#### [RECORD SET]

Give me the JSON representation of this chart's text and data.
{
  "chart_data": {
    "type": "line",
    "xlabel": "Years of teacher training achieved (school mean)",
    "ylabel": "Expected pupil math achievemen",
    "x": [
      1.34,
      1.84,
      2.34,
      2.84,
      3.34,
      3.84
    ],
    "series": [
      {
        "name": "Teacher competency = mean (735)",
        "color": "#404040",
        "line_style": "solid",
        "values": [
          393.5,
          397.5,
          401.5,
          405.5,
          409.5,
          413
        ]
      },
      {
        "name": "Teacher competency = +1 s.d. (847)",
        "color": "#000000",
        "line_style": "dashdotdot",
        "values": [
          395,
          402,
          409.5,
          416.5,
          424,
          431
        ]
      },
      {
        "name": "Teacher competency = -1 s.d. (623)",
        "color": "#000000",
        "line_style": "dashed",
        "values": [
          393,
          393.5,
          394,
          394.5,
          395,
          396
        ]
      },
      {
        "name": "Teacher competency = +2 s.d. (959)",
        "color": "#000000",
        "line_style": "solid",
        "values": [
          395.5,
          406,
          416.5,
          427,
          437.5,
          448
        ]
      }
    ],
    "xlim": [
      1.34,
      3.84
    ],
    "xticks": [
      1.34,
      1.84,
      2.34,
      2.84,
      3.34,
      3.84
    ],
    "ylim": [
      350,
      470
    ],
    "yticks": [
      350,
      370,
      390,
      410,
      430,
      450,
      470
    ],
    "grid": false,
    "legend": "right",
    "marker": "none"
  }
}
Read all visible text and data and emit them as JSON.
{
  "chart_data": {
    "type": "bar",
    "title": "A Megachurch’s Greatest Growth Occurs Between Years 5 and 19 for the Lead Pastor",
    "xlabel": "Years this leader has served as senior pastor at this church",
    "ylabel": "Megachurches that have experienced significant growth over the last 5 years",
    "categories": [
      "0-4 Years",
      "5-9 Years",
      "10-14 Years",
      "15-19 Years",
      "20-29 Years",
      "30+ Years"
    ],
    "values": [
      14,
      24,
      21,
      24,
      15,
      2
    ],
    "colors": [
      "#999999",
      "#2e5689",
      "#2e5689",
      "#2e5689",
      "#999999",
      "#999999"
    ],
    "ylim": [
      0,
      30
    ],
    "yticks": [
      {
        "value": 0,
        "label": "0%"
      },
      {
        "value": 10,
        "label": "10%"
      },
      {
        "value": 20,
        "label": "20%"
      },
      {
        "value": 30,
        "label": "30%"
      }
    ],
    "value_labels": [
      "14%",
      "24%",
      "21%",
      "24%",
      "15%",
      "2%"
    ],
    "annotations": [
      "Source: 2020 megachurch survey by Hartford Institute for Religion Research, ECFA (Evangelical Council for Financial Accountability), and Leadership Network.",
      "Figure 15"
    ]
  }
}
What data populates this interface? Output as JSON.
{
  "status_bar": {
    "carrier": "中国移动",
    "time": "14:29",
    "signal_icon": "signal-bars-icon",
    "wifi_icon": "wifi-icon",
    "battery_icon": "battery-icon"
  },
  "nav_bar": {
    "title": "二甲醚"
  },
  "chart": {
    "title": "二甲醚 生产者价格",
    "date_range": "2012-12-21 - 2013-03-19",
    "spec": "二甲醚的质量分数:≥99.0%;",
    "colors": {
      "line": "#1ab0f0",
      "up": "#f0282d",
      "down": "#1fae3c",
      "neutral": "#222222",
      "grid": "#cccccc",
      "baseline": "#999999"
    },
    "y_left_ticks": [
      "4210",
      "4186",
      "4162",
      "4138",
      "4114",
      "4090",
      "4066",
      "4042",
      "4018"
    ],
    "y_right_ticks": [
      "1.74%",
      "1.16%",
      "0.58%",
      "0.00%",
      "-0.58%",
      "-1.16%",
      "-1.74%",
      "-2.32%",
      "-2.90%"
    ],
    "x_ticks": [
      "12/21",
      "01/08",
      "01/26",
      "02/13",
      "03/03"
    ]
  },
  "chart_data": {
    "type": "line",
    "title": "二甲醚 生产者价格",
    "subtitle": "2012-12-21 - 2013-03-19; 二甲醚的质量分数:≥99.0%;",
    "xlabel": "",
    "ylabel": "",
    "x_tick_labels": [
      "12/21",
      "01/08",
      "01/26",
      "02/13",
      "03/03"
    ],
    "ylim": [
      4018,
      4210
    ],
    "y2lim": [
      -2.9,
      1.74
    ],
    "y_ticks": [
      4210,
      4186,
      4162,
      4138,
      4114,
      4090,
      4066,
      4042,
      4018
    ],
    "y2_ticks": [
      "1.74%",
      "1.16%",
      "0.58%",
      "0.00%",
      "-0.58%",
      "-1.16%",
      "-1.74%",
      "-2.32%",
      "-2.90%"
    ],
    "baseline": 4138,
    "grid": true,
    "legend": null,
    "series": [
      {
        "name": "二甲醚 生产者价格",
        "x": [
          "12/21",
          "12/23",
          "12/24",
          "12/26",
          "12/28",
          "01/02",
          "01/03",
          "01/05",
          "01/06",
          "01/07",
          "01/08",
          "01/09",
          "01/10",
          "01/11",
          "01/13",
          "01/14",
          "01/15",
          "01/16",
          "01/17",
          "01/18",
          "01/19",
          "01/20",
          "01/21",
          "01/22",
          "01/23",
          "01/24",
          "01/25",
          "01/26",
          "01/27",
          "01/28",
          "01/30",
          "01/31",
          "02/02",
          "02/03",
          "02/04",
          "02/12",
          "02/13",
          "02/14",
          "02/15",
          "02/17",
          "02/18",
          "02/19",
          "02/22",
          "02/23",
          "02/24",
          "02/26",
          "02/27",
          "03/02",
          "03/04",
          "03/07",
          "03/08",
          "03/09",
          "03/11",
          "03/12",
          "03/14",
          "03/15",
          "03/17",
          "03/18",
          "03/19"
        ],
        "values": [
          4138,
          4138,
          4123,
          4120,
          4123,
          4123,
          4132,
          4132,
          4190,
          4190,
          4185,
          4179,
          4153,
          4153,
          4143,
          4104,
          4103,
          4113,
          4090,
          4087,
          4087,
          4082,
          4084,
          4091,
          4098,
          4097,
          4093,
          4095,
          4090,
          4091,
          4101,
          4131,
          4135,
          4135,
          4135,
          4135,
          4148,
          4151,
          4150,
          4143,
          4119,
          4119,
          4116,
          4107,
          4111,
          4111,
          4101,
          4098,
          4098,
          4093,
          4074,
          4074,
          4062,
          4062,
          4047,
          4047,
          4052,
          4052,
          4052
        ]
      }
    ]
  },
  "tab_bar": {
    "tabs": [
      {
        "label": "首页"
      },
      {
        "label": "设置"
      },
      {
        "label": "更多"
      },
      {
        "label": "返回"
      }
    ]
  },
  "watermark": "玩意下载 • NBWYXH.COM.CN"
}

#### [EXERCISE DESCRIPTION]
Give all the records again. Match them exactly.

#### [ANSWER BELOW]
Give me the JSON representation of this chart's text and data.
{
  "chart_data": {
    "type": "line",
    "xlabel": "Years of teacher training achieved (school mean)",
    "ylabel": "Expected pupil math achievemen",
    "x": [
      1.34,
      1.84,
      2.34,
      2.84,
      3.34,
      3.84
    ],
    "series": [
      {
        "name": "Teacher competency = mean (735)",
        "color": "#404040",
        "line_style": "solid",
        "values": [
          393.5,
          397.5,
          401.5,
          405.5,
          409.5,
          413
        ]
      },
      {
        "name": "Teacher competency = +1 s.d. (847)",
        "color": "#000000",
        "line_style": "dashdotdot",
        "values": [
          395,
          402,
          409.5,
          416.5,
          424,
          431
        ]
      },
      {
        "name": "Teacher competency = -1 s.d. (623)",
        "color": "#000000",
        "line_style": "dashed",
        "values": [
          393,
          393.5,
          394,
          394.5,
          395,
          396
        ]
      },
      {
        "name": "Teacher competency = +2 s.d. (959)",
        "color": "#000000",
        "line_style": "solid",
        "values": [
          395.5,
          406,
          416.5,
          427,
          437.5,
          448
        ]
      }
    ],
    "xlim": [
      1.34,
      3.84
    ],
    "xticks": [
      1.34,
      1.84,
      2.34,
      2.84,
      3.34,
      3.84
    ],
    "ylim": [
      350,
      470
    ],
    "yticks": [
      350,
      370,
      390,
      410,
      430,
      450,
      470
    ],
    "grid": false,
    "legend": "right",
    "marker": "none"
  }
}
Read all visible text and data and emit them as JSON.
{
  "chart_data": {
    "type": "bar",
    "title": "A Megachurch’s Greatest Growth Occurs Between Years 5 and 19 for the Lead Pastor",
    "xlabel": "Years this leader has served as senior pastor at this church",
    "ylabel": "Megachurches that have experienced significant growth over the last 5 years",
    "categories": [
      "0-4 Years",
      "5-9 Years",
      "10-14 Years",
      "15-19 Years",
      "20-29 Years",
      "30+ Years"
    ],
    "values": [
      14,
      24,
      21,
      24,
      15,
      2
    ],
    "colors": [
      "#999999",
      "#2e5689",
      "#2e5689",
      "#2e5689",
      "#999999",
      "#999999"
    ],
    "ylim": [
      0,
      30
    ],
    "yticks": [
      {
        "value": 0,
        "label": "0%"
      },
      {
        "value": 10,
        "label": "10%"
      },
      {
        "value": 20,
        "label": "20%"
      },
      {
        "value": 30,
        "label": "30%"
      }
    ],
    "value_labels": [
      "14%",
      "24%",
      "21%",
      "24%",
      "15%",
      "2%"
    ],
    "annotations": [
      "Source: 2020 megachurch survey by Hartford Institute for Religion Research, ECFA (Evangelical Council for Financial Accountability), and Leadership Network.",
      "Figure 15"
    ]
  }
}
What data populates this interface? Output as JSON.
{
  "status_bar": {
    "carrier": "中国移动",
    "time": "14:29",
    "signal_icon": "signal-bars-icon",
    "wifi_icon": "wifi-icon",
    "battery_icon": "battery-icon"
  },
  "nav_bar": {
    "title": "二甲醚"
  },
  "chart": {
    "title": "二甲醚 生产者价格",
    "date_range": "2012-12-21 - 2013-03-19",
    "spec": "二甲醚的质量分数:≥99.0%;",
    "colors": {
      "line": "#1ab0f0",
      "up": "#f0282d",
      "down": "#1fae3c",
      "neutral": "#222222",
      "grid": "#cccccc",
      "baseline": "#999999"
    },
    "y_left_ticks": [
      "4210",
      "4186",
      "4162",
      "4138",
      "4114",
      "4090",
      "4066",
      "4042",
      "4018"
    ],
    "y_right_ticks": [
      "1.74%",
      "1.16%",
      "0.58%",
      "0.00%",
      "-0.58%",
      "-1.16%",
      "-1.74%",
      "-2.32%",
      "-2.90%"
    ],
    "x_ticks": [
      "12/21",
      "01/08",
      "01/26",
      "02/13",
      "03/03"
    ]
  },
  "chart_data": {
    "type": "line",
    "title": "二甲醚 生产者价格",
    "subtitle": "2012-12-21 - 2013-03-19; 二甲醚的质量分数:≥99.0%;",
    "xlabel": "",
    "ylabel": "",
    "x_tick_labels": [
      "12/21",
      "01/08",
      "01/26",
      "02/13",
      "03/03"
    ],
    "ylim": [
      4018,
      4210
    ],
    "y2lim": [
      -2.9,
      1.74
    ],
    "y_ticks": [
      4210,
      4186,
      4162,
      4138,
      4114,
      4090,
      4066,
      4042,
      4018
    ],
    "y2_ticks": [
      "1.74%",
      "1.16%",
      "0.58%",
      "0.00%",
      "-0.58%",
      "-1.16%",
      "-1.74%",
      "-2.32%",
      "-2.90%"
    ],
    "baseline": 4138,
    "grid": true,
    "legend": null,
    "series": [
      {
        "name": "二甲醚 生产者价格",
        "x": [
          "12/21",
          "12/23",
          "12/24",
          "12/26",
          "12/28",
          "01/02",
          "01/03",
          "01/05",
          "01/06",
          "01/07",
          "01/08",
          "01/09",
          "01/10",
          "01/11",
          "01/13",
          "01/14",
          "01/15",
          "01/16",
          "01/17",
          "01/18",
          "01/19",
          "01/20",
          "01/21",
          "01/22",
          "01/23",
          "01/24",
          "01/25",
          "01/26",
          "01/27",
          "01/28",
          "01/30",
          "01/31",
          "02/02",
          "02/03",
          "02/04",
          "02/12",
          "02/13",
          "02/14",
          "02/15",
          "02/17",
          "02/18",
          "02/19",
          "02/22",
          "02/23",
          "02/24",
          "02/26",
          "02/27",
          "03/02",
          "03/04",
          "03/07",
          "03/08",
          "03/09",
          "03/11",
          "03/12",
          "03/14",
          "03/15",
          "03/17",
          "03/18",
          "03/19"
        ],
        "values": [
          4138,
          4138,
          4123,
          4120,
          4123,
          4123,
          4132,
          4132,
          4190,
          4190,
          4185,
          4179,
          4153,
          4153,
          4143,
          4104,
          4103,
          4113,
          4090,
          4087,
          4087,
          4082,
          4084,
          4091,
          4098,
          4097,
          4093,
          4095,
          4090,
          4091,
          4101,
          4131,
          4135,
          4135,
          4135,
          4135,
          4148,
          4151,
          4150,
          4143,
          4119,
          4119,
          4116,
          4107,
          4111,
          4111,
          4101,
          4098,
          4098,
          4093,
          4074,
          4074,
          4062,
          4062,
          4047,
          4047,
          4052,
          4052,
          4052
        ]
      }
    ]
  },
  "tab_bar": {
    "tabs": [
      {
        "label": "首页"
      },
      {
        "label": "设置"
      },
      {
        "label": "更多"
      },
      {
        "label": "返回"
      }
    ]
  },
  "watermark": "玩意下载 • NBWYXH.COM.CN"
}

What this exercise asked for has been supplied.